Work to be completed
Print all entries word for word.
►
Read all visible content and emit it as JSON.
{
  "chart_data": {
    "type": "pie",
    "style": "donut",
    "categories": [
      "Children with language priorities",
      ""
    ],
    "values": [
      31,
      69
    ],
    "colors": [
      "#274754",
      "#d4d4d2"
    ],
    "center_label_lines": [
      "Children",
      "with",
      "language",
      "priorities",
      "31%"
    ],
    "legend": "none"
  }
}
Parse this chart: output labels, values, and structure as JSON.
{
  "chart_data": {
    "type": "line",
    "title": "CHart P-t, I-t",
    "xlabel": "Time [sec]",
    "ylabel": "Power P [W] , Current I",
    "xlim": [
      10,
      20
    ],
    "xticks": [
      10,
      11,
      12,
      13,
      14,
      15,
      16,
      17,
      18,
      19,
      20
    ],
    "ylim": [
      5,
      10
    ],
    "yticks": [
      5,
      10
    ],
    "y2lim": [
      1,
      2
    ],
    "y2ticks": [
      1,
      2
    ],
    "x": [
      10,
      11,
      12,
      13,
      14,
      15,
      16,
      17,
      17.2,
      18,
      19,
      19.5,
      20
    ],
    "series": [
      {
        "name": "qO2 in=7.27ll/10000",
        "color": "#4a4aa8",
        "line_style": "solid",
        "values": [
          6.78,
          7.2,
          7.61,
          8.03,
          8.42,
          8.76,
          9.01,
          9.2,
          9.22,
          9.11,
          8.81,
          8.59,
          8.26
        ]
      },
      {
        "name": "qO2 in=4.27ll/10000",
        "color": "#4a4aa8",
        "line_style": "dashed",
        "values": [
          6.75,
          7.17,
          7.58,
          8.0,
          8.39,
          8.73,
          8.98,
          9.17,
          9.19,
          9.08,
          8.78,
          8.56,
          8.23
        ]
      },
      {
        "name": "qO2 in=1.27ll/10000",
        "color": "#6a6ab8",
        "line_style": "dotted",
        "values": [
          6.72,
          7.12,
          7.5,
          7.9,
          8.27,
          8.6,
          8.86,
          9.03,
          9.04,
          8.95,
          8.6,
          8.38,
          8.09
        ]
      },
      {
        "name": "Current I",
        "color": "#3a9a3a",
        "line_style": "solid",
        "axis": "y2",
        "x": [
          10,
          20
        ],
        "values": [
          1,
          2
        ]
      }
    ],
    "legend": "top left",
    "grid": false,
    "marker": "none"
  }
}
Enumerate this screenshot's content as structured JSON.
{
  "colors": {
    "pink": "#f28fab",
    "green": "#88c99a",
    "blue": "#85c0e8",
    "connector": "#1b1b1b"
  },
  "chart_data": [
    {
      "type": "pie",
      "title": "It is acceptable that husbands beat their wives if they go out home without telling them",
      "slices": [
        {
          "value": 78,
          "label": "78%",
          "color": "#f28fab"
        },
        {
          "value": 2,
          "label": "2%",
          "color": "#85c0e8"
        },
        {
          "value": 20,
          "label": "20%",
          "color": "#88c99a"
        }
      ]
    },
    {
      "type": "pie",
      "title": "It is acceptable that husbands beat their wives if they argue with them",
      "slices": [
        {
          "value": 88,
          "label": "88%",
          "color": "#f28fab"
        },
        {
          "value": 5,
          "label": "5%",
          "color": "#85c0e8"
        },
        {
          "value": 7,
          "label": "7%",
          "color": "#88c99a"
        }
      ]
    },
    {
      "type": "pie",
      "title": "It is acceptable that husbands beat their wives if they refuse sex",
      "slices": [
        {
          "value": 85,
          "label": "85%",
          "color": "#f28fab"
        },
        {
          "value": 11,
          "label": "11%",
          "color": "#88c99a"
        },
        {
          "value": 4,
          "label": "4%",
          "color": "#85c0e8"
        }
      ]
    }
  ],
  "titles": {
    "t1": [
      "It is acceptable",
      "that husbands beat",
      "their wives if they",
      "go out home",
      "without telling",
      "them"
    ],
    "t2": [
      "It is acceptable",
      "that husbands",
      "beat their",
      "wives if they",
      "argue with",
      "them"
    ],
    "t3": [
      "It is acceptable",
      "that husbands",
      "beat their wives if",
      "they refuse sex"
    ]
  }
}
◄
Solution to this exercise
Read all visible content and emit it as JSON.
{
  "chart_data": {
    "type": "pie",
    "style": "donut",
    "categories": [
      "Children with language priorities",
      ""
    ],
    "values": [
      31,
      69
    ],
    "colors": [
      "#274754",
      "#d4d4d2"
    ],
    "center_label_lines": [
      "Children",
      "with",
      "language",
      "priorities",
      "31%"
    ],
    "legend": "none"
  }
}
Parse this chart: output labels, values, and structure as JSON.
{
  "chart_data": {
    "type": "line",
    "title": "CHart P-t, I-t",
    "xlabel": "Time [sec]",
    "ylabel": "Power P [W] , Current I",
    "xlim": [
      10,
      20
    ],
    "xticks": [
      10,
      11,
      12,
      13,
      14,
      15,
      16,
      17,
      18,
      19,
      20
    ],
    "ylim": [
      5,
      10
    ],
    "yticks": [
      5,
      10
    ],
    "y2lim": [
      1,
      2
    ],
    "y2ticks": [
      1,
      2
    ],
    "x": [
      10,
      11,
      12,
      13,
      14,
      15,
      16,
      17,
      17.2,
      18,
      19,
      19.5,
      20
    ],
    "series": [
      {
        "name": "qO2 in=7.27ll/10000",
        "color": "#4a4aa8",
        "line_style": "solid",
        "values": [
          6.78,
          7.2,
          7.61,
          8.03,
          8.42,
          8.76,
          9.01,
          9.2,
          9.22,
          9.11,
          8.81,
          8.59,
          8.26
        ]
      },
      {
        "name": "qO2 in=4.27ll/10000",
        "color": "#4a4aa8",
        "line_style": "dashed",
        "values": [
          6.75,
          7.17,
          7.58,
          8.0,
          8.39,
          8.73,
          8.98,
          9.17,
          9.19,
          9.08,
          8.78,
          8.56,
          8.23
        ]
      },
      {
        "name": "qO2 in=1.27ll/10000",
        "color": "#6a6ab8",
        "line_style": "dotted",
        "values": [
          6.72,
          7.12,
          7.5,
          7.9,
          8.27,
          8.6,
          8.86,
          9.03,
          9.04,
          8.95,
          8.6,
          8.38,
          8.09
        ]
      },
      {
        "name": "Current I",
        "color": "#3a9a3a",
        "line_style": "solid",
        "axis": "y2",
        "x": [
          10,
          20
        ],
        "values": [
          1,
          2
        ]
      }
    ],
    "legend": "top left",
    "grid": false,
    "marker": "none"
  }
}
Enumerate this screenshot's content as structured JSON.
{
  "colors": {
    "pink": "#f28fab",
    "green": "#88c99a",
    "blue": "#85c0e8",
    "connector": "#1b1b1b"
  },
  "chart_data": [
    {
      "type": "pie",
      "title": "It is acceptable that husbands beat their wives if they go out home without telling them",
      "slices": [
        {
          "value": 78,
          "label": "78%",
          "color": "#f28fab"
        },
        {
          "value": 2,
          "label": "2%",
          "color": "#85c0e8"
        },
        {
          "value": 20,
          "label": "20%",
          "color": "#88c99a"
        }
      ]
    },
    {
      "type": "pie",
      "title": "It is acceptable that husbands beat their wives if they argue with them",
      "slices": [
        {
          "value": 88,
          "label": "88%",
          "color": "#f28fab"
        },
        {
          "value": 5,
          "label": "5%",
          "color": "#85c0e8"
        },
        {
          "value": 7,
          "label": "7%",
          "color": "#88c99a"
        }
      ]
    },
    {
      "type": "pie",
      "title": "It is acceptable that husbands beat their wives if they refuse sex",
      "slices": [
        {
          "value": 85,
          "label": "85%",
          "color": "#f28fab"
        },
        {
          "value": 11,
          "label": "11%",
          "color": "#88c99a"
        },
        {
          "value": 4,
          "label": "4%",
          "color": "#85c0e8"
        }
      ]
    }
  ],
  "titles": {
    "t1": [
      "It is acceptable",
      "that husbands beat",
      "their wives if they",
      "go out home",
      "without telling",
      "them"
    ],
    "t2": [
      "It is acceptable",
      "that husbands",
      "beat their",
      "wives if they",
      "argue with",
      "them"
    ],
    "t3": [
      "It is acceptable",
      "that husbands",
      "beat their wives if",
      "they refuse sex"
    ]
  }
}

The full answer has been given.